● **Texto extraído**:
Paella

El hombre es el único animal que cocina,  tal y como constató sagazmente el antropólogo francés Claude Lévi-Strauss, allá por la segunda mitad del pasado siglo. Ya en el anterior, su compatriota Brillat-Savarin, en su libro “La fisiología del gusto”, había establecido claramente la diferencia entre el placer de comer y el placer de la mesa. El primero consiste en la satisfacción de una necesidad fisiológica y es común a hombres y animales, mientras que el segundo, exclusivamente humano, es la sensación refleja que nace de las circunstancias, lugares, cosas y personas que acompañan la comida.

Desde siempre, la intimidad existente entre los miembros de un grupo familiar o social, se ha forjado en el acto de comer juntos. Hasta tal punto, que la palabra “convivium” que significa banquete, deriva de “cum vivere” que significa vivir juntos. De “convivium” procede “convivir” que, consecuentemente, no es sino compartir con otros los placeres de la mesa… al menos en su etimología.

● **Material mostrado**:

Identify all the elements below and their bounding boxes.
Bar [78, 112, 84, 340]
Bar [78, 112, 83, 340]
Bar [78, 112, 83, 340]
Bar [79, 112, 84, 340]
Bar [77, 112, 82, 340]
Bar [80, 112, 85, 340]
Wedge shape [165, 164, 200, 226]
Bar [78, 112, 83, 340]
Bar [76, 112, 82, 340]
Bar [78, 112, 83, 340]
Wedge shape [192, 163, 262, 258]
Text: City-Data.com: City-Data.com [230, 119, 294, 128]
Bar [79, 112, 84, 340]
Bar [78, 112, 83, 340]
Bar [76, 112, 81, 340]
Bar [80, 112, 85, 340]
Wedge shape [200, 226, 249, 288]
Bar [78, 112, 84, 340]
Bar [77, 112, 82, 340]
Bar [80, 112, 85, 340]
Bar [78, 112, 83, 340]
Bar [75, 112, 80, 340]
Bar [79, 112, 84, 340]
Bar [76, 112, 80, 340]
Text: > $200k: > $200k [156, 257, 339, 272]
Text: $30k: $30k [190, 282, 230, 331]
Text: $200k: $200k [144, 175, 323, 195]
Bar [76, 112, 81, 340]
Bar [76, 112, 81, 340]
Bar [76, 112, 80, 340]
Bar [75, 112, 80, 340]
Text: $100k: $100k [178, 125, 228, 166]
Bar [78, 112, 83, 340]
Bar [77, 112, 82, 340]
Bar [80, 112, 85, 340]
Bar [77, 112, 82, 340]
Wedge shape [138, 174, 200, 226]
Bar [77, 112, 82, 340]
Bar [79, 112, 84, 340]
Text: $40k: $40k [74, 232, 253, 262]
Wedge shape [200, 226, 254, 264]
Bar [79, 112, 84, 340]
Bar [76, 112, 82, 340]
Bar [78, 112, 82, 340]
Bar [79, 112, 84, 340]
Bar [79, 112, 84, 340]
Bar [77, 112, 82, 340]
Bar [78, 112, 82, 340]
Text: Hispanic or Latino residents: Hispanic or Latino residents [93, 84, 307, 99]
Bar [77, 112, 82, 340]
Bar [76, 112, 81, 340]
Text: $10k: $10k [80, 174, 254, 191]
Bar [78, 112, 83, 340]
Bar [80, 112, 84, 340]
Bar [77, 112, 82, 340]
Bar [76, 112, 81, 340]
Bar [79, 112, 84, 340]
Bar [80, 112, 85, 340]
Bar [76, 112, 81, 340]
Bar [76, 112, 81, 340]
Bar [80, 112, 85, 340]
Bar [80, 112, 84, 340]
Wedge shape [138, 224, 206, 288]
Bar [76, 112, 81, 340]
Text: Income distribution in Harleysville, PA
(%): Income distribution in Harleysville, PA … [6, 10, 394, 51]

● **Tu objetivo**:
Responde estas preguntas según el texto extraído:
1. ¿Qué antropólogo constató que el hombre es el único animal que cocina?
2. ¿En qué libro estableció Brillat-Savarin la diferencia entre el placer de comer y el placer de la mesa?
3. ¿Qué significa «cum vivere»?

● **Respuesta**:
1. Claude Lévi-Strauss.
2. En «La fisiología del gusto».
3. Vivir juntos.